[Stored dataset items]
((

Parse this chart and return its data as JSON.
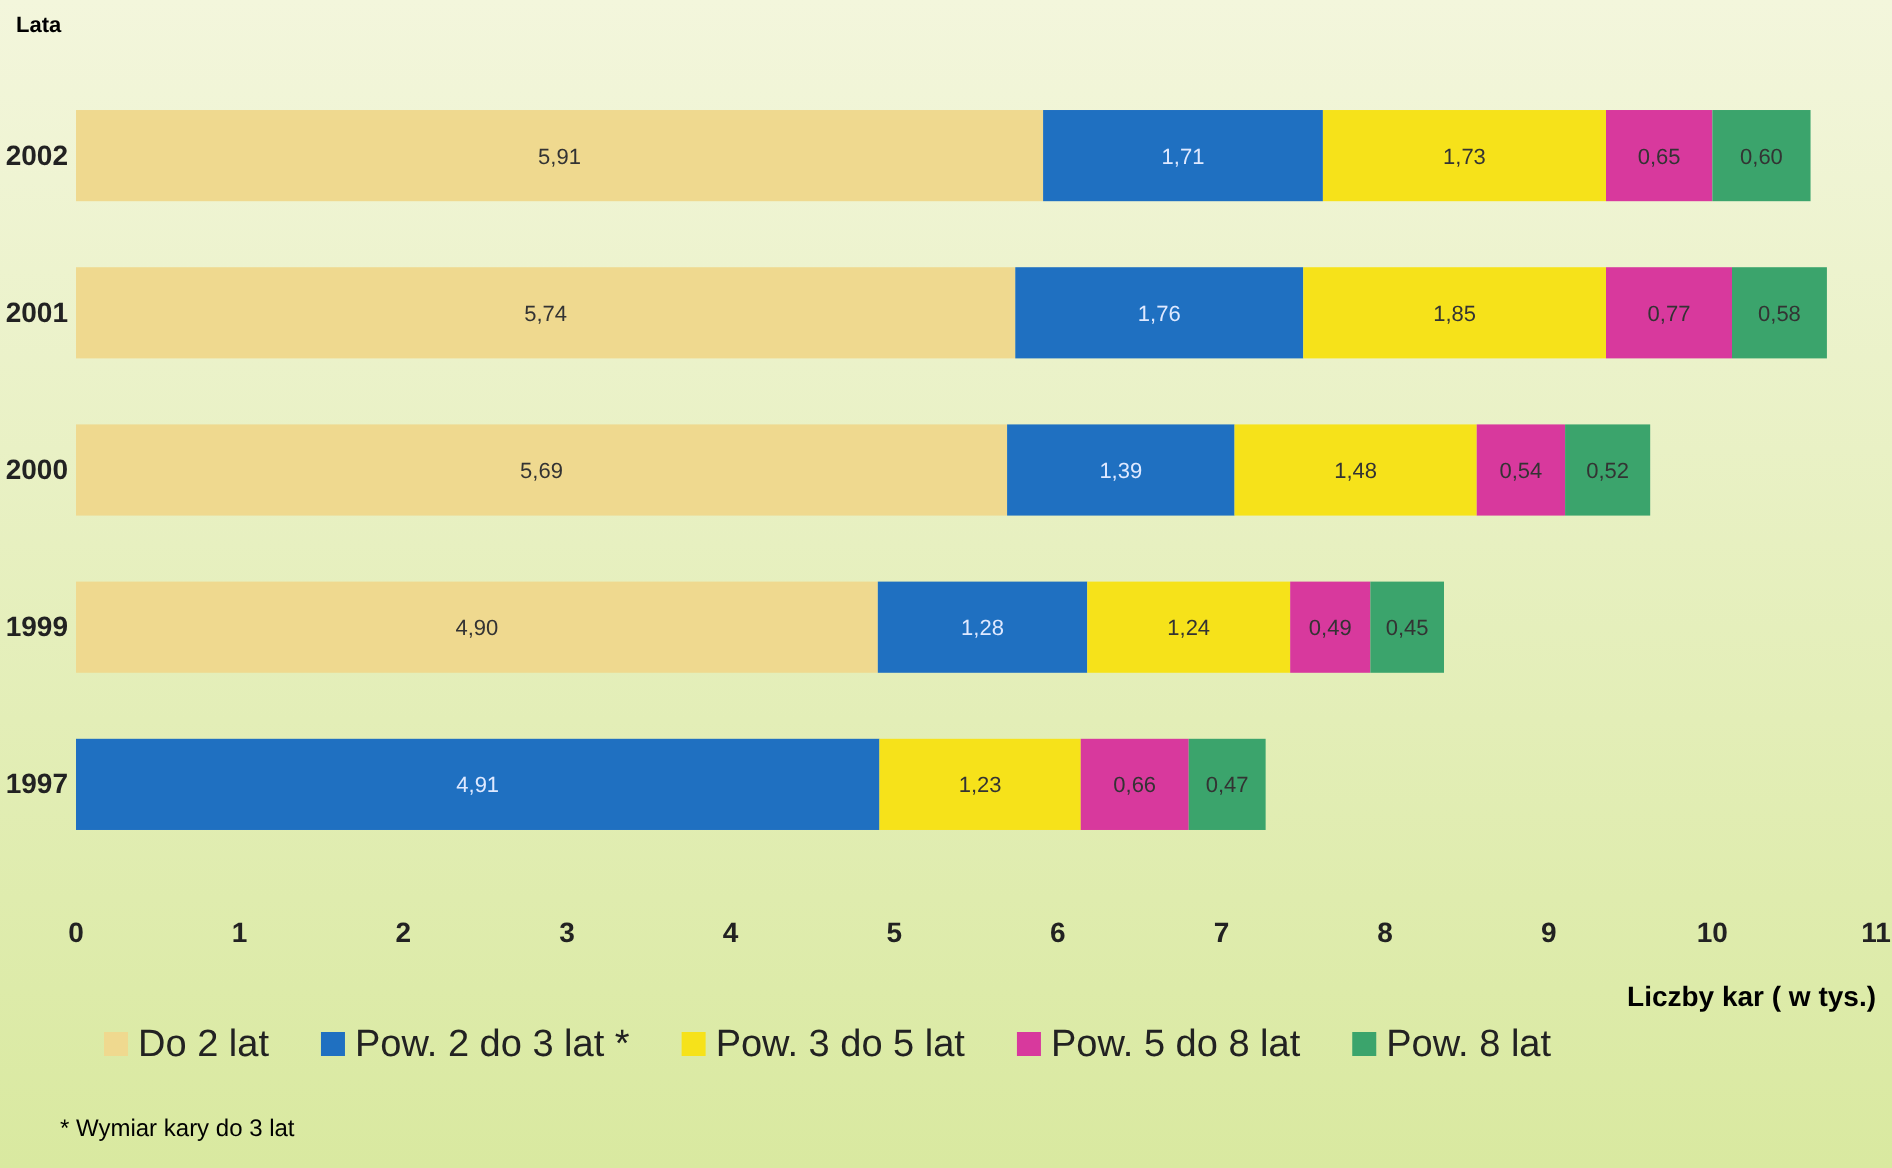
{
  "chart_data": {
    "type": "bar",
    "orientation": "horizontal",
    "stacked": true,
    "categories": [
      "2002",
      "2001",
      "2000",
      "1999",
      "1997"
    ],
    "ylabel": "Lata",
    "xlabel": "Liczby kar ( w tys.)",
    "xlim": [
      0,
      11
    ],
    "xticks": [
      0,
      1,
      2,
      3,
      4,
      5,
      6,
      7,
      8,
      9,
      10,
      11
    ],
    "legend": "bottom",
    "series": [
      {
        "name": "Do 2 lat",
        "color": "#efd98f",
        "values": [
          5.91,
          5.74,
          5.69,
          4.9,
          null
        ],
        "value_labels": [
          "5,91",
          "5,74",
          "5,69",
          "4,90",
          null
        ]
      },
      {
        "name": "Pow. 2 do 3 lat *",
        "color": "#1f70c1",
        "values": [
          1.71,
          1.76,
          1.39,
          1.28,
          4.91
        ],
        "value_labels": [
          "1,71",
          "1,76",
          "1,39",
          "1,28",
          "4,91"
        ]
      },
      {
        "name": "Pow. 3 do 5 lat",
        "color": "#f6e21a",
        "values": [
          1.73,
          1.85,
          1.48,
          1.24,
          1.23
        ],
        "value_labels": [
          "1,73",
          "1,85",
          "1,48",
          "1,24",
          "1,23"
        ]
      },
      {
        "name": "Pow. 5 do 8 lat",
        "color": "#d8399d",
        "values": [
          0.65,
          0.77,
          0.54,
          0.49,
          0.66
        ],
        "value_labels": [
          "0,65",
          "0,77",
          "0,54",
          "0,49",
          "0,66"
        ]
      },
      {
        "name": "Pow. 8 lat",
        "color": "#3ba46c",
        "values": [
          0.6,
          0.58,
          0.52,
          0.45,
          0.47
        ],
        "value_labels": [
          "0,60",
          "0,58",
          "0,52",
          "0,45",
          "0,47"
        ]
      }
    ],
    "annotations": [
      "* Wymiar kary do 3 lat"
    ]
  }
}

))

Direction
Your task is to reproduce all of the material exactly. The pictures stay out.

Solution to this exercise
Parse this chart and return its data as JSON.
{
  "chart_data": {
    "type": "bar",
    "orientation": "horizontal",
    "stacked": true,
    "categories": [
      "2002",
      "2001",
      "2000",
      "1999",
      "1997"
    ],
    "ylabel": "Lata",
    "xlabel": "Liczby kar ( w tys.)",
    "xlim": [
      0,
      11
    ],
    "xticks": [
      0,
      1,
      2,
      3,
      4,
      5,
      6,
      7,
      8,
      9,
      10,
      11
    ],
    "legend": "bottom",
    "series": [
      {
        "name": "Do 2 lat",
        "color": "#efd98f",
        "values": [
          5.91,
          5.74,
          5.69,
          4.9,
          null
        ],
        "value_labels": [
          "5,91",
          "5,74",
          "5,69",
          "4,90",
          null
        ]
      },
      {
        "name": "Pow. 2 do 3 lat *",
        "color": "#1f70c1",
        "values": [
          1.71,
          1.76,
          1.39,
          1.28,
          4.91
        ],
        "value_labels": [
          "1,71",
          "1,76",
          "1,39",
          "1,28",
          "4,91"
        ]
      },
      {
        "name": "Pow. 3 do 5 lat",
        "color": "#f6e21a",
        "values": [
          1.73,
          1.85,
          1.48,
          1.24,
          1.23
        ],
        "value_labels": [
          "1,73",
          "1,85",
          "1,48",
          "1,24",
          "1,23"
        ]
      },
      {
        "name": "Pow. 5 do 8 lat",
        "color": "#d8399d",
        "values": [
          0.65,
          0.77,
          0.54,
          0.49,
          0.66
        ],
        "value_labels": [
          "0,65",
          "0,77",
          "0,54",
          "0,49",
          "0,66"
        ]
      },
      {
        "name": "Pow. 8 lat",
        "color": "#3ba46c",
        "values": [
          0.6,
          0.58,
          0.52,
          0.45,
          0.47
        ],
        "value_labels": [
          "0,60",
          "0,58",
          "0,52",
          "0,45",
          "0,47"
        ]
      }
    ],
    "annotations": [
      "* Wymiar kary do 3 lat"
    ]
  }
}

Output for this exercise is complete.